WORK TO COMPLETE: Print every record below exactly as written.

Stored data
* * *

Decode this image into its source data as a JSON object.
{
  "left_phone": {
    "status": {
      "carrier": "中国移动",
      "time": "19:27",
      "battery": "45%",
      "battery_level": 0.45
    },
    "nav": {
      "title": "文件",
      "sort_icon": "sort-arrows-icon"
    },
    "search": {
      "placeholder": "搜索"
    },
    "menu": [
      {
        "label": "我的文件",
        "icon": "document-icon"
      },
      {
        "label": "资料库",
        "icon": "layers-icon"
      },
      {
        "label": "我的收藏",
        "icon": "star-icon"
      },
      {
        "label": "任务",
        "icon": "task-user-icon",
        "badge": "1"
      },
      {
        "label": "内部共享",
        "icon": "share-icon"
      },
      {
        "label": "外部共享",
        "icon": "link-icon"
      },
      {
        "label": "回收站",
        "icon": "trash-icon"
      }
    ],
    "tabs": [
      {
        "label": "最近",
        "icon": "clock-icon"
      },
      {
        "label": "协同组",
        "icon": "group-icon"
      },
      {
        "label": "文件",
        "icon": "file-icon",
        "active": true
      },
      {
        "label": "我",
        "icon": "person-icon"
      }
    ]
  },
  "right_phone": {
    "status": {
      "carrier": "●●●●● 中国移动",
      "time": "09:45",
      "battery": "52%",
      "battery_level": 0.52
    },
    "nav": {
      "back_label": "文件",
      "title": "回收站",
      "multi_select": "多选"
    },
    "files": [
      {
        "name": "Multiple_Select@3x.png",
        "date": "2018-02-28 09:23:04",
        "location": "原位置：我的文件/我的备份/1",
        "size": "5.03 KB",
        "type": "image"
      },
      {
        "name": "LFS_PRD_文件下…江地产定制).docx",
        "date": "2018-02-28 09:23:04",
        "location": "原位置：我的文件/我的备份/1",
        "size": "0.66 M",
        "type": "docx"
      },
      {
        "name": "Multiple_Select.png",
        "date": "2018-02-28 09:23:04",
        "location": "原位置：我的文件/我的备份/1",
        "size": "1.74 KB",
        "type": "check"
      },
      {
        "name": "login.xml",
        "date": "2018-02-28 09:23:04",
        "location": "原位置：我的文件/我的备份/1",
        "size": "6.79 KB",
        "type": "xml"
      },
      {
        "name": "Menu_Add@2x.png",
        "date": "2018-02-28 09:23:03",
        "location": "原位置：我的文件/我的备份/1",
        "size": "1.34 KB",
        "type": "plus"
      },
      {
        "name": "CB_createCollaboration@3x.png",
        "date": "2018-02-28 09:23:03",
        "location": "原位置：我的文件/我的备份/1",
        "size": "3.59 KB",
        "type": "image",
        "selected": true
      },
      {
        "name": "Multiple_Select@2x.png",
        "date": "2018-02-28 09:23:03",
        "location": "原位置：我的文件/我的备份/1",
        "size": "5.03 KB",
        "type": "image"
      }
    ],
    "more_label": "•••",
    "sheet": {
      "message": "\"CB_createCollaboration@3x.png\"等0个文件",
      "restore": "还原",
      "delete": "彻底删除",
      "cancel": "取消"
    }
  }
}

* * *

EXERCISE RESULT:
Decode this image into its source data as a JSON object.
{
  "left_phone": {
    "status": {
      "carrier": "中国移动",
      "time": "19:27",
      "battery": "45%",
      "battery_level": 0.45
    },
    "nav": {
      "title": "文件",
      "sort_icon": "sort-arrows-icon"
    },
    "search": {
      "placeholder": "搜索"
    },
    "menu": [
      {
        "label": "我的文件",
        "icon": "document-icon"
      },
      {
        "label": "资料库",
        "icon": "layers-icon"
      },
      {
        "label": "我的收藏",
        "icon": "star-icon"
      },
      {
        "label": "任务",
        "icon": "task-user-icon",
        "badge": "1"
      },
      {
        "label": "内部共享",
        "icon": "share-icon"
      },
      {
        "label": "外部共享",
        "icon": "link-icon"
      },
      {
        "label": "回收站",
        "icon": "trash-icon"
      }
    ],
    "tabs": [
      {
        "label": "最近",
        "icon": "clock-icon"
      },
      {
        "label": "协同组",
        "icon": "group-icon"
      },
      {
        "label": "文件",
        "icon": "file-icon",
        "active": true
      },
      {
        "label": "我",
        "icon": "person-icon"
      }
    ]
  },
  "right_phone": {
    "status": {
      "carrier": "●●●●● 中国移动",
      "time": "09:45",
      "battery": "52%",
      "battery_level": 0.52
    },
    "nav": {
      "back_label": "文件",
      "title": "回收站",
      "multi_select": "多选"
    },
    "files": [
      {
        "name": "Multiple_Select@3x.png",
        "date": "2018-02-28 09:23:04",
        "location": "原位置：我的文件/我的备份/1",
        "size": "5.03 KB",
        "type": "image"
      },
      {
        "name": "LFS_PRD_文件下…江地产定制).docx",
        "date": "2018-02-28 09:23:04",
        "location": "原位置：我的文件/我的备份/1",
        "size": "0.66 M",
        "type": "docx"
      },
      {
        "name": "Multiple_Select.png",
        "date": "2018-02-28 09:23:04",
        "location": "原位置：我的文件/我的备份/1",
        "size": "1.74 KB",
        "type": "check"
      },
      {
        "name": "login.xml",
        "date": "2018-02-28 09:23:04",
        "location": "原位置：我的文件/我的备份/1",
        "size": "6.79 KB",
        "type": "xml"
      },
      {
        "name": "Menu_Add@2x.png",
        "date": "2018-02-28 09:23:03",
        "location": "原位置：我的文件/我的备份/1",
        "size": "1.34 KB",
        "type": "plus"
      },
      {
        "name": "CB_createCollaboration@3x.png",
        "date": "2018-02-28 09:23:03",
        "location": "原位置：我的文件/我的备份/1",
        "size": "3.59 KB",
        "type": "image",
        "selected": true
      },
      {
        "name": "Multiple_Select@2x.png",
        "date": "2018-02-28 09:23:03",
        "location": "原位置：我的文件/我的备份/1",
        "size": "5.03 KB",
        "type": "image"
      }
    ],
    "more_label": "•••",
    "sheet": {
      "message": "\"CB_createCollaboration@3x.png\"等0个文件",
      "restore": "还原",
      "delete": "彻底删除",
      "cancel": "取消"
    }
  }
}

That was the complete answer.